*DOCUMENT SECTION*
§
History:Unveiled 9 August 2001 by The Duke of Richmond and Lady Bader .

‘The unveiling took place exactly 60 years to the day after Bader flew from Goodwood, (then known as RAF Westhampnett), on his last wartime mission. Later that morning he was rammed by a German fighter and had to parachute into Northern France, where he was taken prisoner. He spent the rest of the war as a prisoner of war. Douglas Bader was an inspirational leader; he was a charismatic figure who had lost both legs in a flying accident some years before the war; despite this disability, he displayed flying skills and leadership qualities of the highest order, which made him a household name during and after the war. Because of his disability he showed great compassion to others who were disabled, and always did his best to help them in any way he could. He was subsequently knighted for his work with, and for, disabled people. The charity ''The Douglas Bader Foundation'' carries on that work to this day, and was well represented at the unveiling. About 15 of his wartime colleagues also attended with their families. Having served with him as pilots or groundcrew at Westhampnett, Tangmere or Duxford, many hadn't seen each other for nearly sixty years and some had travelled from as far afield as Australia to be present at the unveiling. The statue stands outside the flying school at Goodwood as a permanent tribute and the public are welcome to visit.’
(http://www.goodwood.co.uk/aviation/bader.htm)

'Statue captures the spirit of war hero
A HEREFORDSHIRE sculptor has immortalised war hero Group Captain Sir Douglas Bader in a seven-ft bronze statue - the only one of the legendary pilot ever made, writes HEATH ASTON.
§
Element and region data:

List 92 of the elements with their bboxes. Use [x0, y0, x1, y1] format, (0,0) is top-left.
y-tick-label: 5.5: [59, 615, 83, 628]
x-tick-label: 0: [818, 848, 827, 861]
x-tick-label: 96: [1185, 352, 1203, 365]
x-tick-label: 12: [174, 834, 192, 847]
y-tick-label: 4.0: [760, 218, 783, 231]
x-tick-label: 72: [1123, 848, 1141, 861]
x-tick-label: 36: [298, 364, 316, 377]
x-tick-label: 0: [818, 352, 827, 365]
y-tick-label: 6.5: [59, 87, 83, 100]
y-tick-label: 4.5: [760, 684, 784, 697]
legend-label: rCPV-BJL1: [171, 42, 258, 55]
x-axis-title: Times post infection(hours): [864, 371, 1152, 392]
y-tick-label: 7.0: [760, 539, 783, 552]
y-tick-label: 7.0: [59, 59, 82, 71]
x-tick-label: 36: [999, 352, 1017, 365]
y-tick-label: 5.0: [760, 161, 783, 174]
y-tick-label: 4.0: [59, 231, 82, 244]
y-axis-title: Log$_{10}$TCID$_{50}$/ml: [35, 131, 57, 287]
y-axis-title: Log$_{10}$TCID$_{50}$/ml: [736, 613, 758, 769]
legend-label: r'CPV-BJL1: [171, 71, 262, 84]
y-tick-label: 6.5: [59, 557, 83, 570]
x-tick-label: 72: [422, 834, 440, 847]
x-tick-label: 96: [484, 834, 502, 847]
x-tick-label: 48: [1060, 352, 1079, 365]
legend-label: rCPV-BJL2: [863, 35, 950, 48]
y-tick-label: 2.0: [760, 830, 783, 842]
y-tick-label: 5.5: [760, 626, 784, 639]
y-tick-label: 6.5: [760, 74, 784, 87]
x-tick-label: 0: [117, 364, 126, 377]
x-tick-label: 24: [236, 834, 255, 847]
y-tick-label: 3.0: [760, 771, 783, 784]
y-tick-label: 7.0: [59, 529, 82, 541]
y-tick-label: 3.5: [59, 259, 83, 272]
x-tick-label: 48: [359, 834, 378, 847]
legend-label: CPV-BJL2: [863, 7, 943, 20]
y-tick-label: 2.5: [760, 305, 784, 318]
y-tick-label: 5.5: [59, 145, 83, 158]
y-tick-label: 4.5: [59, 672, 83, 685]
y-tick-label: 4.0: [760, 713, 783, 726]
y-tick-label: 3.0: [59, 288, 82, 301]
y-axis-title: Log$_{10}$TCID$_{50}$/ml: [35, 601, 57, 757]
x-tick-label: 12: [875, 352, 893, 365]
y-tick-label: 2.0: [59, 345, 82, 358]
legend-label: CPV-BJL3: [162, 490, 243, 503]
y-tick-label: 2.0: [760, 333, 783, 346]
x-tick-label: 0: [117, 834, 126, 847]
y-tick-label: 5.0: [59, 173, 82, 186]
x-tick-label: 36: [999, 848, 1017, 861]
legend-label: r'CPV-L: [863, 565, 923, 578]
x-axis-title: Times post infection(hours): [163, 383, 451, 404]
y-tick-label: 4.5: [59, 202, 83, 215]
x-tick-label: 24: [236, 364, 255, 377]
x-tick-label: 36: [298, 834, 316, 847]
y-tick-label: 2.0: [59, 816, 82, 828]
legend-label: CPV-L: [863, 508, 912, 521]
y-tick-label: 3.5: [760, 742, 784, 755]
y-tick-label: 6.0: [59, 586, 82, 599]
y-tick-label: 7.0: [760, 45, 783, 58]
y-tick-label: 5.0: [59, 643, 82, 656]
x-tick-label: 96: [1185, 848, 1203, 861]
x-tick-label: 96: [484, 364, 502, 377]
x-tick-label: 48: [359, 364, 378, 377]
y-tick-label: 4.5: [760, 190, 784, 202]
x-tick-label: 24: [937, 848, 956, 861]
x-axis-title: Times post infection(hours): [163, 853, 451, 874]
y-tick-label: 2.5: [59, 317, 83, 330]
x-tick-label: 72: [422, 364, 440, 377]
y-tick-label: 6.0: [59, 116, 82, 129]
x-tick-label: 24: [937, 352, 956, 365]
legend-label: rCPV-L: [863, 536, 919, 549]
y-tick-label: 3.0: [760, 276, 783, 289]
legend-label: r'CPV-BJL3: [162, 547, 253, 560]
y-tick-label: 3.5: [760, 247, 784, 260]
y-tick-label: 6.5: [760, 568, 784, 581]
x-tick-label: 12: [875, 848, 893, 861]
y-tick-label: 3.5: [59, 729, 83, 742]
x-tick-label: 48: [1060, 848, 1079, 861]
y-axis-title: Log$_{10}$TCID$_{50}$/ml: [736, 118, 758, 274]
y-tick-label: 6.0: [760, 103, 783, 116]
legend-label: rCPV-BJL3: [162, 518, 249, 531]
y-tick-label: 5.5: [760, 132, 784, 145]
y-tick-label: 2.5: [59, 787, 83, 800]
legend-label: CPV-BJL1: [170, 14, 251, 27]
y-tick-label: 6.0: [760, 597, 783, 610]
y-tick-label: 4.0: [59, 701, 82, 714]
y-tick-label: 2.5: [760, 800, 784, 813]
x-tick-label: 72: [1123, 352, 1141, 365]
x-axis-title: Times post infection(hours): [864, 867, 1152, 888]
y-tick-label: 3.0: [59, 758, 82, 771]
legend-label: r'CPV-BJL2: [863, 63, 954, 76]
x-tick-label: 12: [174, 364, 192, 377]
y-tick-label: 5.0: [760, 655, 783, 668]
§
*DIRECTIONS*
a: List every person named in the Bader statue text.
b: Using the Bader statue text, decide whether each statement agrees with it. Answer yes or no and quote the words that decide it.
(i) The statue was unveiled exactly 60 years after Bader's last wartime mission from Goodwood.
(ii) Bader lost both legs when a German fighter rammed his aircraft.
(iii) The statue is made of bronze and stands seven feet tall.
c: In the Bader statue text, rewrite the paragraph beginning "The unveiling took place" as a short list that keeps its main facts.

*THE SOLUTIONS*
a:
- The Duke of Richmond
- Lady Bader
- Douglas Bader (Group Captain Sir Douglas Bader)
- Heath Aston

b:
(i) Yes: "The unveiling took place exactly 60 years to the day after Bader flew from Goodwood"
(ii) No: "had lost both legs in a flying accident some years before the war"
(iii) Yes: "a seven-ft bronze statue"

c:
- The unveiling came exactly 60 years after Bader's last wartime mission from Goodwood, then called RAF Westhampnett.
- That morning a German fighter rammed him. He parachuted into Northern France and was a prisoner for the rest of the war.
- Although he had lost both legs in a prewar flying accident, he became an inspirational leader and a household name.
- He helped disabled people and was knighted for this work. The Douglas Bader Foundation continues it and attended the unveiling.
- About 15 wartime colleagues from Westhampnett, Tangmere and Duxford came with their families, some from as far as Australia.
- The statue stands outside the flying school at Goodwood, and the public may visit.